Excerpts from a figure dataset
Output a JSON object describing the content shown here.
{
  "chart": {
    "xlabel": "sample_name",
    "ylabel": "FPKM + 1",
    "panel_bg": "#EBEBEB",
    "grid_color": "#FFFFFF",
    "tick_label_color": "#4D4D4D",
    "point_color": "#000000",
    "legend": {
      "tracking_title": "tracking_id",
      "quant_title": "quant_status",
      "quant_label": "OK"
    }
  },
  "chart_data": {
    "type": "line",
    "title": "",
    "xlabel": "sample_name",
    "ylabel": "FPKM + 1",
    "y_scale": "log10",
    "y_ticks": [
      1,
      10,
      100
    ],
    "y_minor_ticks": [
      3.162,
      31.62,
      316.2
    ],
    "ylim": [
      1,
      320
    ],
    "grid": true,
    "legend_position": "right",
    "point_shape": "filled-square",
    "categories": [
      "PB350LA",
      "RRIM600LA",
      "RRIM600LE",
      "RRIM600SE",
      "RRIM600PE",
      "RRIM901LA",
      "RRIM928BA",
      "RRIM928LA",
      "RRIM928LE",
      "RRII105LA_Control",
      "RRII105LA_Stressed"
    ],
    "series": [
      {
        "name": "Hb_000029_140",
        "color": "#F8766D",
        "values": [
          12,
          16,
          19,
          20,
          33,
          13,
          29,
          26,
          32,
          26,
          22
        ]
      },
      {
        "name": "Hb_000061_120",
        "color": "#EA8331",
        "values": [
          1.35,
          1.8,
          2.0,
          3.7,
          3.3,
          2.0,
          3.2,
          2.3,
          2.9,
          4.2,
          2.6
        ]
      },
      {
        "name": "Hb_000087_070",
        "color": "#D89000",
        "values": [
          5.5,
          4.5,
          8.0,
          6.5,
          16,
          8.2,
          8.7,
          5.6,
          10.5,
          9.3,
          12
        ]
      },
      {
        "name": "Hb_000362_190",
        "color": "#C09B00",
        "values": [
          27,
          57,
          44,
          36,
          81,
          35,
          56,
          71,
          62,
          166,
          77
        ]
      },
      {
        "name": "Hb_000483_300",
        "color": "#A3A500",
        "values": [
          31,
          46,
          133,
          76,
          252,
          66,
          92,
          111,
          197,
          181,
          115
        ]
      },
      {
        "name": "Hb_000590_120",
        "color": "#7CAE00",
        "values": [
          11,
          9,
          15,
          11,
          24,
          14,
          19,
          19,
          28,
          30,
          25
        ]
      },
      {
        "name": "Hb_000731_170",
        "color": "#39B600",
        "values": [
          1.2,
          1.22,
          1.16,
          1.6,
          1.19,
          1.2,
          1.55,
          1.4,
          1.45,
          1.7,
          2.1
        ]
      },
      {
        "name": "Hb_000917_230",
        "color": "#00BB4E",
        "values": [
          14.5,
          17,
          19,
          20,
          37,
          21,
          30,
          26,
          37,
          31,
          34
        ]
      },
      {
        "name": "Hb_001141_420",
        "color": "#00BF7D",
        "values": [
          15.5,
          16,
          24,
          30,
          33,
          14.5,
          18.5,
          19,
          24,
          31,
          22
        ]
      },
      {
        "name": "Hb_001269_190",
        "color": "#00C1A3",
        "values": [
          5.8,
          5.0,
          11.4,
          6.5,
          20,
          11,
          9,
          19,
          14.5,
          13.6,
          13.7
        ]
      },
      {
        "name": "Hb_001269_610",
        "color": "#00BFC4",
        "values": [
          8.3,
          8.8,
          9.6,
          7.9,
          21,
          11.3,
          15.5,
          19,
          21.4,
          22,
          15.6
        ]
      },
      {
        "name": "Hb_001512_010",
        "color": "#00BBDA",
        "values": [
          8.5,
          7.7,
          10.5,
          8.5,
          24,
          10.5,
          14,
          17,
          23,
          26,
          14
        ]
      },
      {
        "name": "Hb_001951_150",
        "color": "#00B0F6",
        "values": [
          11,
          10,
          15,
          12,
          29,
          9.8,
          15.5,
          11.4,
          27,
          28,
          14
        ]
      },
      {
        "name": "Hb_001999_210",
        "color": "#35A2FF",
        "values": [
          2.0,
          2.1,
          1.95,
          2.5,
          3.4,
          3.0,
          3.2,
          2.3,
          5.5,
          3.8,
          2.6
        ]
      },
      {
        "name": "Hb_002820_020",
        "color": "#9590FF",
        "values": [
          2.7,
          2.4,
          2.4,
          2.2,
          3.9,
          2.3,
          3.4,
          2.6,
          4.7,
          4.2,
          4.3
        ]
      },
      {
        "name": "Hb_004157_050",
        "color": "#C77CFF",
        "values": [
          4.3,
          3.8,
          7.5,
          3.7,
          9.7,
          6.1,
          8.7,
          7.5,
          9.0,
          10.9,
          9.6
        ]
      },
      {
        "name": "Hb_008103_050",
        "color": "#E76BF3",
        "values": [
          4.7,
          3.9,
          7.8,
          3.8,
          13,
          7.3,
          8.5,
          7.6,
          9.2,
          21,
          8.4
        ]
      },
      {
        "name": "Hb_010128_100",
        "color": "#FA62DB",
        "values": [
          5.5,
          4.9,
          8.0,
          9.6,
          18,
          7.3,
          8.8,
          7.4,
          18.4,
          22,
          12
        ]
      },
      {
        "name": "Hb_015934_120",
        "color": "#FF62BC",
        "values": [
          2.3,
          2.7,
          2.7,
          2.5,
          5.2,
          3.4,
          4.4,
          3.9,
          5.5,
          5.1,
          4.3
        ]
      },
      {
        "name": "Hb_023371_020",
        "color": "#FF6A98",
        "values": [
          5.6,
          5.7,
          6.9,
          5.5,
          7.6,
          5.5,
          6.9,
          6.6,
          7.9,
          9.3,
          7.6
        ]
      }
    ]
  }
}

> [BRIEF]:
Copy out each record, keeping every word as it is.

> [REPLY TO THE TASK]:
Output a JSON object describing the content shown here.
{
  "chart": {
    "xlabel": "sample_name",
    "ylabel": "FPKM + 1",
    "panel_bg": "#EBEBEB",
    "grid_color": "#FFFFFF",
    "tick_label_color": "#4D4D4D",
    "point_color": "#000000",
    "legend": {
      "tracking_title": "tracking_id",
      "quant_title": "quant_status",
      "quant_label": "OK"
    }
  },
  "chart_data": {
    "type": "line",
    "title": "",
    "xlabel": "sample_name",
    "ylabel": "FPKM + 1",
    "y_scale": "log10",
    "y_ticks": [
      1,
      10,
      100
    ],
    "y_minor_ticks": [
      3.162,
      31.62,
      316.2
    ],
    "ylim": [
      1,
      320
    ],
    "grid": true,
    "legend_position": "right",
    "point_shape": "filled-square",
    "categories": [
      "PB350LA",
      "RRIM600LA",
      "RRIM600LE",
      "RRIM600SE",
      "RRIM600PE",
      "RRIM901LA",
      "RRIM928BA",
      "RRIM928LA",
      "RRIM928LE",
      "RRII105LA_Control",
      "RRII105LA_Stressed"
    ],
    "series": [
      {
        "name": "Hb_000029_140",
        "color": "#F8766D",
        "values": [
          12,
          16,
          19,
          20,
          33,
          13,
          29,
          26,
          32,
          26,
          22
        ]
      },
      {
        "name": "Hb_000061_120",
        "color": "#EA8331",
        "values": [
          1.35,
          1.8,
          2.0,
          3.7,
          3.3,
          2.0,
          3.2,
          2.3,
          2.9,
          4.2,
          2.6
        ]
      },
      {
        "name": "Hb_000087_070",
        "color": "#D89000",
        "values": [
          5.5,
          4.5,
          8.0,
          6.5,
          16,
          8.2,
          8.7,
          5.6,
          10.5,
          9.3,
          12
        ]
      },
      {
        "name": "Hb_000362_190",
        "color": "#C09B00",
        "values": [
          27,
          57,
          44,
          36,
          81,
          35,
          56,
          71,
          62,
          166,
          77
        ]
      },
      {
        "name": "Hb_000483_300",
        "color": "#A3A500",
        "values": [
          31,
          46,
          133,
          76,
          252,
          66,
          92,
          111,
          197,
          181,
          115
        ]
      },
      {
        "name": "Hb_000590_120",
        "color": "#7CAE00",
        "values": [
          11,
          9,
          15,
          11,
          24,
          14,
          19,
          19,
          28,
          30,
          25
        ]
      },
      {
        "name": "Hb_000731_170",
        "color": "#39B600",
        "values": [
          1.2,
          1.22,
          1.16,
          1.6,
          1.19,
          1.2,
          1.55,
          1.4,
          1.45,
          1.7,
          2.1
        ]
      },
      {
        "name": "Hb_000917_230",
        "color": "#00BB4E",
        "values": [
          14.5,
          17,
          19,
          20,
          37,
          21,
          30,
          26,
          37,
          31,
          34
        ]
      },
      {
        "name": "Hb_001141_420",
        "color": "#00BF7D",
        "values": [
          15.5,
          16,
          24,
          30,
          33,
          14.5,
          18.5,
          19,
          24,
          31,
          22
        ]
      },
      {
        "name": "Hb_001269_190",
        "color": "#00C1A3",
        "values": [
          5.8,
          5.0,
          11.4,
          6.5,
          20,
          11,
          9,
          19,
          14.5,
          13.6,
          13.7
        ]
      },
      {
        "name": "Hb_001269_610",
        "color": "#00BFC4",
        "values": [
          8.3,
          8.8,
          9.6,
          7.9,
          21,
          11.3,
          15.5,
          19,
          21.4,
          22,
          15.6
        ]
      },
      {
        "name": "Hb_001512_010",
        "color": "#00BBDA",
        "values": [
          8.5,
          7.7,
          10.5,
          8.5,
          24,
          10.5,
          14,
          17,
          23,
          26,
          14
        ]
      },
      {
        "name": "Hb_001951_150",
        "color": "#00B0F6",
        "values": [
          11,
          10,
          15,
          12,
          29,
          9.8,
          15.5,
          11.4,
          27,
          28,
          14
        ]
      },
      {
        "name": "Hb_001999_210",
        "color": "#35A2FF",
        "values": [
          2.0,
          2.1,
          1.95,
          2.5,
          3.4,
          3.0,
          3.2,
          2.3,
          5.5,
          3.8,
          2.6
        ]
      },
      {
        "name": "Hb_002820_020",
        "color": "#9590FF",
        "values": [
          2.7,
          2.4,
          2.4,
          2.2,
          3.9,
          2.3,
          3.4,
          2.6,
          4.7,
          4.2,
          4.3
        ]
      },
      {
        "name": "Hb_004157_050",
        "color": "#C77CFF",
        "values": [
          4.3,
          3.8,
          7.5,
          3.7,
          9.7,
          6.1,
          8.7,
          7.5,
          9.0,
          10.9,
          9.6
        ]
      },
      {
        "name": "Hb_008103_050",
        "color": "#E76BF3",
        "values": [
          4.7,
          3.9,
          7.8,
          3.8,
          13,
          7.3,
          8.5,
          7.6,
          9.2,
          21,
          8.4
        ]
      },
      {
        "name": "Hb_010128_100",
        "color": "#FA62DB",
        "values": [
          5.5,
          4.9,
          8.0,
          9.6,
          18,
          7.3,
          8.8,
          7.4,
          18.4,
          22,
          12
        ]
      },
      {
        "name": "Hb_015934_120",
        "color": "#FF62BC",
        "values": [
          2.3,
          2.7,
          2.7,
          2.5,
          5.2,
          3.4,
          4.4,
          3.9,
          5.5,
          5.1,
          4.3
        ]
      },
      {
        "name": "Hb_023371_020",
        "color": "#FF6A98",
        "values": [
          5.6,
          5.7,
          6.9,
          5.5,
          7.6,
          5.5,
          6.9,
          6.6,
          7.9,
          9.3,
          7.6
        ]
      }
    ]
  }
}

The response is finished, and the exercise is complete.